EXERCISE INSTRUCTIONS: The records that follow must be repeated verbatim, every one of them.
···
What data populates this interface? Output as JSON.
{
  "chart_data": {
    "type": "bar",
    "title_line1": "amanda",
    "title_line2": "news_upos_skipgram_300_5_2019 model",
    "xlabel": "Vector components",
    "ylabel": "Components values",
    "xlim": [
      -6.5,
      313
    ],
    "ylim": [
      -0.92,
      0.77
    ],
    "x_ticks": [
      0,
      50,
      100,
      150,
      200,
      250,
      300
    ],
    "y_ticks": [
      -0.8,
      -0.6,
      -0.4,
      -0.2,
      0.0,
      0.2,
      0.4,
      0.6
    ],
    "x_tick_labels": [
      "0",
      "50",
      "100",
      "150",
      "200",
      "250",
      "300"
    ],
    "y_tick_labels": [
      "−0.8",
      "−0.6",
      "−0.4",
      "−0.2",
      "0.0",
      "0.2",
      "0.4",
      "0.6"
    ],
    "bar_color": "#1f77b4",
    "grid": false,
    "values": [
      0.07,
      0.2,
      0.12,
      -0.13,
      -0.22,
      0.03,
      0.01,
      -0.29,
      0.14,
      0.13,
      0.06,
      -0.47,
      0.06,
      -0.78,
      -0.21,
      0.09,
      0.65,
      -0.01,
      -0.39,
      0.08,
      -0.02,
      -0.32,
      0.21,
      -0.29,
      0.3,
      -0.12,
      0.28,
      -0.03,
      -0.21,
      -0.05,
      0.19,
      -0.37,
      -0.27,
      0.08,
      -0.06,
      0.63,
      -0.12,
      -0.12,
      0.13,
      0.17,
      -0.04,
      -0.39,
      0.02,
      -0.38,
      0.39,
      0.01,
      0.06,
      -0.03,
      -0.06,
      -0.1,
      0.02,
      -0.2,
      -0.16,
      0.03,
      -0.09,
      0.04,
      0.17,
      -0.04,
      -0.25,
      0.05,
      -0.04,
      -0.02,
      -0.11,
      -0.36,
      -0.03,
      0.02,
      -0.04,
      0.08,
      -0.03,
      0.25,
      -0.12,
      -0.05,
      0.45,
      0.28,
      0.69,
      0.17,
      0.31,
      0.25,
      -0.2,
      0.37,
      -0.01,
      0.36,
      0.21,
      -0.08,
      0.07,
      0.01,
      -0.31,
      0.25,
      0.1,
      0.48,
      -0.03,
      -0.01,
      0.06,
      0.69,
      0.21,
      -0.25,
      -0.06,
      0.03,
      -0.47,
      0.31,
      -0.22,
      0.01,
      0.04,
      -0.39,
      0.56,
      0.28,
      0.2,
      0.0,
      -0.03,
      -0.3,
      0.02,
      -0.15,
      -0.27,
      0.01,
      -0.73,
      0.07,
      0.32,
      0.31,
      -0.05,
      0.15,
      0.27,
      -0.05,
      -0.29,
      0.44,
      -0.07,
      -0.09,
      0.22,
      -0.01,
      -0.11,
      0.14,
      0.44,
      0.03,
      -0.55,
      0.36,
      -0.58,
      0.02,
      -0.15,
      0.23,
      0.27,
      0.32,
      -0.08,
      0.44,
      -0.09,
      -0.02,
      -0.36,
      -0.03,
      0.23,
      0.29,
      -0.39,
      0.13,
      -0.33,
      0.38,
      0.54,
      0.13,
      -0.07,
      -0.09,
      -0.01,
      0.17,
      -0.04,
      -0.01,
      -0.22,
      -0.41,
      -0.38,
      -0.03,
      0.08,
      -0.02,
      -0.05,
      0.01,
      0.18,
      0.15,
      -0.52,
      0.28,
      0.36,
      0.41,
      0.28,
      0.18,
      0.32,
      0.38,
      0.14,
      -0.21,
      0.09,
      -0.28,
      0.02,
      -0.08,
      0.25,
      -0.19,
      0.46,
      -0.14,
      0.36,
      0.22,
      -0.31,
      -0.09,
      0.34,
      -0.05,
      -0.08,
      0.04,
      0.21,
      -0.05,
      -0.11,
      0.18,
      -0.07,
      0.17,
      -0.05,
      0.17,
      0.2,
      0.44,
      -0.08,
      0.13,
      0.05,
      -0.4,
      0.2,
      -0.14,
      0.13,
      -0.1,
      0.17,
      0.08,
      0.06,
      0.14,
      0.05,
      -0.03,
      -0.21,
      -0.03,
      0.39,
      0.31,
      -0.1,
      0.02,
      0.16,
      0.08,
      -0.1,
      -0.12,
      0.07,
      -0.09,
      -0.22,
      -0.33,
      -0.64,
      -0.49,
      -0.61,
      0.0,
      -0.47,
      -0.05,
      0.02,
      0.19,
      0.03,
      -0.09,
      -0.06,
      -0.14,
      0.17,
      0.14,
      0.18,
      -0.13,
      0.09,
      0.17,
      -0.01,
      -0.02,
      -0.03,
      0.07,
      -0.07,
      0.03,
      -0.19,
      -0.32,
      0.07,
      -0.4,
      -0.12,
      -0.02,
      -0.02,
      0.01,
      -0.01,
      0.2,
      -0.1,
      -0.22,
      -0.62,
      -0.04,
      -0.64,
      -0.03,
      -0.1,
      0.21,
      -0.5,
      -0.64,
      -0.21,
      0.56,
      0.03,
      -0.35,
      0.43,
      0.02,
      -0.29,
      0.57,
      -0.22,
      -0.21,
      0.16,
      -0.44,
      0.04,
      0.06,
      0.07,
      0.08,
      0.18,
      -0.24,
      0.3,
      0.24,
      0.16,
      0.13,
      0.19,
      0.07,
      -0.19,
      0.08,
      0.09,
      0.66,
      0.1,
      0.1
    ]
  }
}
···
RESPONSE:
What data populates this interface? Output as JSON.
{
  "chart_data": {
    "type": "bar",
    "title_line1": "amanda",
    "title_line2": "news_upos_skipgram_300_5_2019 model",
    "xlabel": "Vector components",
    "ylabel": "Components values",
    "xlim": [
      -6.5,
      313
    ],
    "ylim": [
      -0.92,
      0.77
    ],
    "x_ticks": [
      0,
      50,
      100,
      150,
      200,
      250,
      300
    ],
    "y_ticks": [
      -0.8,
      -0.6,
      -0.4,
      -0.2,
      0.0,
      0.2,
      0.4,
      0.6
    ],
    "x_tick_labels": [
      "0",
      "50",
      "100",
      "150",
      "200",
      "250",
      "300"
    ],
    "y_tick_labels": [
      "−0.8",
      "−0.6",
      "−0.4",
      "−0.2",
      "0.0",
      "0.2",
      "0.4",
      "0.6"
    ],
    "bar_color": "#1f77b4",
    "grid": false,
    "values": [
      0.07,
      0.2,
      0.12,
      -0.13,
      -0.22,
      0.03,
      0.01,
      -0.29,
      0.14,
      0.13,
      0.06,
      -0.47,
      0.06,
      -0.78,
      -0.21,
      0.09,
      0.65,
      -0.01,
      -0.39,
      0.08,
      -0.02,
      -0.32,
      0.21,
      -0.29,
      0.3,
      -0.12,
      0.28,
      -0.03,
      -0.21,
      -0.05,
      0.19,
      -0.37,
      -0.27,
      0.08,
      -0.06,
      0.63,
      -0.12,
      -0.12,
      0.13,
      0.17,
      -0.04,
      -0.39,
      0.02,
      -0.38,
      0.39,
      0.01,
      0.06,
      -0.03,
      -0.06,
      -0.1,
      0.02,
      -0.2,
      -0.16,
      0.03,
      -0.09,
      0.04,
      0.17,
      -0.04,
      -0.25,
      0.05,
      -0.04,
      -0.02,
      -0.11,
      -0.36,
      -0.03,
      0.02,
      -0.04,
      0.08,
      -0.03,
      0.25,
      -0.12,
      -0.05,
      0.45,
      0.28,
      0.69,
      0.17,
      0.31,
      0.25,
      -0.2,
      0.37,
      -0.01,
      0.36,
      0.21,
      -0.08,
      0.07,
      0.01,
      -0.31,
      0.25,
      0.1,
      0.48,
      -0.03,
      -0.01,
      0.06,
      0.69,
      0.21,
      -0.25,
      -0.06,
      0.03,
      -0.47,
      0.31,
      -0.22,
      0.01,
      0.04,
      -0.39,
      0.56,
      0.28,
      0.2,
      0.0,
      -0.03,
      -0.3,
      0.02,
      -0.15,
      -0.27,
      0.01,
      -0.73,
      0.07,
      0.32,
      0.31,
      -0.05,
      0.15,
      0.27,
      -0.05,
      -0.29,
      0.44,
      -0.07,
      -0.09,
      0.22,
      -0.01,
      -0.11,
      0.14,
      0.44,
      0.03,
      -0.55,
      0.36,
      -0.58,
      0.02,
      -0.15,
      0.23,
      0.27,
      0.32,
      -0.08,
      0.44,
      -0.09,
      -0.02,
      -0.36,
      -0.03,
      0.23,
      0.29,
      -0.39,
      0.13,
      -0.33,
      0.38,
      0.54,
      0.13,
      -0.07,
      -0.09,
      -0.01,
      0.17,
      -0.04,
      -0.01,
      -0.22,
      -0.41,
      -0.38,
      -0.03,
      0.08,
      -0.02,
      -0.05,
      0.01,
      0.18,
      0.15,
      -0.52,
      0.28,
      0.36,
      0.41,
      0.28,
      0.18,
      0.32,
      0.38,
      0.14,
      -0.21,
      0.09,
      -0.28,
      0.02,
      -0.08,
      0.25,
      -0.19,
      0.46,
      -0.14,
      0.36,
      0.22,
      -0.31,
      -0.09,
      0.34,
      -0.05,
      -0.08,
      0.04,
      0.21,
      -0.05,
      -0.11,
      0.18,
      -0.07,
      0.17,
      -0.05,
      0.17,
      0.2,
      0.44,
      -0.08,
      0.13,
      0.05,
      -0.4,
      0.2,
      -0.14,
      0.13,
      -0.1,
      0.17,
      0.08,
      0.06,
      0.14,
      0.05,
      -0.03,
      -0.21,
      -0.03,
      0.39,
      0.31,
      -0.1,
      0.02,
      0.16,
      0.08,
      -0.1,
      -0.12,
      0.07,
      -0.09,
      -0.22,
      -0.33,
      -0.64,
      -0.49,
      -0.61,
      0.0,
      -0.47,
      -0.05,
      0.02,
      0.19,
      0.03,
      -0.09,
      -0.06,
      -0.14,
      0.17,
      0.14,
      0.18,
      -0.13,
      0.09,
      0.17,
      -0.01,
      -0.02,
      -0.03,
      0.07,
      -0.07,
      0.03,
      -0.19,
      -0.32,
      0.07,
      -0.4,
      -0.12,
      -0.02,
      -0.02,
      0.01,
      -0.01,
      0.2,
      -0.1,
      -0.22,
      -0.62,
      -0.04,
      -0.64,
      -0.03,
      -0.1,
      0.21,
      -0.5,
      -0.64,
      -0.21,
      0.56,
      0.03,
      -0.35,
      0.43,
      0.02,
      -0.29,
      0.57,
      -0.22,
      -0.21,
      0.16,
      -0.44,
      0.04,
      0.06,
      0.07,
      0.08,
      0.18,
      -0.24,
      0.3,
      0.24,
      0.16,
      0.13,
      0.19,
      0.07,
      -0.19,
      0.08,
      0.09,
      0.66,
      0.1,
      0.1
    ]
  }
}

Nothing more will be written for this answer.